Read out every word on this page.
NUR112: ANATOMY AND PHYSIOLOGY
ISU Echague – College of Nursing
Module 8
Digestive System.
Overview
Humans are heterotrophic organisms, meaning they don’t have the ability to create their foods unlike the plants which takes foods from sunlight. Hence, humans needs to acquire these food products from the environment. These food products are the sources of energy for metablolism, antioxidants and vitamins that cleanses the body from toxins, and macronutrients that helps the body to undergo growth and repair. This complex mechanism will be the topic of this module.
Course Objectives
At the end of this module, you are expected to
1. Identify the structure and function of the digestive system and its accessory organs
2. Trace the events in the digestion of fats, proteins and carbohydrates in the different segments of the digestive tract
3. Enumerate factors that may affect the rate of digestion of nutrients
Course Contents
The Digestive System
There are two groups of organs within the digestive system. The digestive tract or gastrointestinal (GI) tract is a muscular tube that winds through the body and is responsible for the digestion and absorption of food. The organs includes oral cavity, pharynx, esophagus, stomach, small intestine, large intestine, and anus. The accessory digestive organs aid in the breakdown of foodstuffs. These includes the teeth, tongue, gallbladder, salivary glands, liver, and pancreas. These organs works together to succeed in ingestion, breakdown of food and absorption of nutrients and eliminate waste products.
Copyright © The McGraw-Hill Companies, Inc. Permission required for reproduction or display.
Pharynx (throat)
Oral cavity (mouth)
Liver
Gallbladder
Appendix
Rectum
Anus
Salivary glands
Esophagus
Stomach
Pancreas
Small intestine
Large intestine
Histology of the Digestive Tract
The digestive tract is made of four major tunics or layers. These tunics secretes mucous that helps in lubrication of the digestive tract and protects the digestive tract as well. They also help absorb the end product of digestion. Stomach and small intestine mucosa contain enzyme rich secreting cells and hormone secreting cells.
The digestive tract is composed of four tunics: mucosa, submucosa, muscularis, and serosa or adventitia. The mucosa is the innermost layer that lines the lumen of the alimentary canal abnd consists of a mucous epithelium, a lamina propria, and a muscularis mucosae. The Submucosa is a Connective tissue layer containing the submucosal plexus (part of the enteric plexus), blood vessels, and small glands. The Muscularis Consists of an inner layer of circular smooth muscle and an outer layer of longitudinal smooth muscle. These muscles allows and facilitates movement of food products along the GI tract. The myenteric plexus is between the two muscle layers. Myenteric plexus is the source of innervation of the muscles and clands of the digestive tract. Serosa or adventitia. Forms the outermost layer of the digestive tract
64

######

__Task item__
Transcribe the listing above verbatim.

__Exercise solution__
Read out every word on this page.
NUR112: ANATOMY AND PHYSIOLOGY
ISU Echague – College of Nursing
Module 8
Digestive System.
Overview
Humans are heterotrophic organisms, meaning they don’t have the ability to create their foods unlike the plants which takes foods from sunlight. Hence, humans needs to acquire these food products from the environment. These food products are the sources of energy for metablolism, antioxidants and vitamins that cleanses the body from toxins, and macronutrients that helps the body to undergo growth and repair. This complex mechanism will be the topic of this module.
Course Objectives
At the end of this module, you are expected to
1. Identify the structure and function of the digestive system and its accessory organs
2. Trace the events in the digestion of fats, proteins and carbohydrates in the different segments of the digestive tract
3. Enumerate factors that may affect the rate of digestion of nutrients
Course Contents
The Digestive System
There are two groups of organs within the digestive system. The digestive tract or gastrointestinal (GI) tract is a muscular tube that winds through the body and is responsible for the digestion and absorption of food. The organs includes oral cavity, pharynx, esophagus, stomach, small intestine, large intestine, and anus. The accessory digestive organs aid in the breakdown of foodstuffs. These includes the teeth, tongue, gallbladder, salivary glands, liver, and pancreas. These organs works together to succeed in ingestion, breakdown of food and absorption of nutrients and eliminate waste products.
Copyright © The McGraw-Hill Companies, Inc. Permission required for reproduction or display.
Pharynx (throat)
Oral cavity (mouth)
Liver
Gallbladder
Appendix
Rectum
Anus
Salivary glands
Esophagus
Stomach
Pancreas
Small intestine
Large intestine
Histology of the Digestive Tract
The digestive tract is made of four major tunics or layers. These tunics secretes mucous that helps in lubrication of the digestive tract and protects the digestive tract as well. They also help absorb the end product of digestion. Stomach and small intestine mucosa contain enzyme rich secreting cells and hormone secreting cells.
The digestive tract is composed of four tunics: mucosa, submucosa, muscularis, and serosa or adventitia. The mucosa is the innermost layer that lines the lumen of the alimentary canal abnd consists of a mucous epithelium, a lamina propria, and a muscularis mucosae. The Submucosa is a Connective tissue layer containing the submucosal plexus (part of the enteric plexus), blood vessels, and small glands. The Muscularis Consists of an inner layer of circular smooth muscle and an outer layer of longitudinal smooth muscle. These muscles allows and facilitates movement of food products along the GI tract. The myenteric plexus is between the two muscle layers. Myenteric plexus is the source of innervation of the muscles and clands of the digestive tract. Serosa or adventitia. Forms the outermost layer of the digestive tract
64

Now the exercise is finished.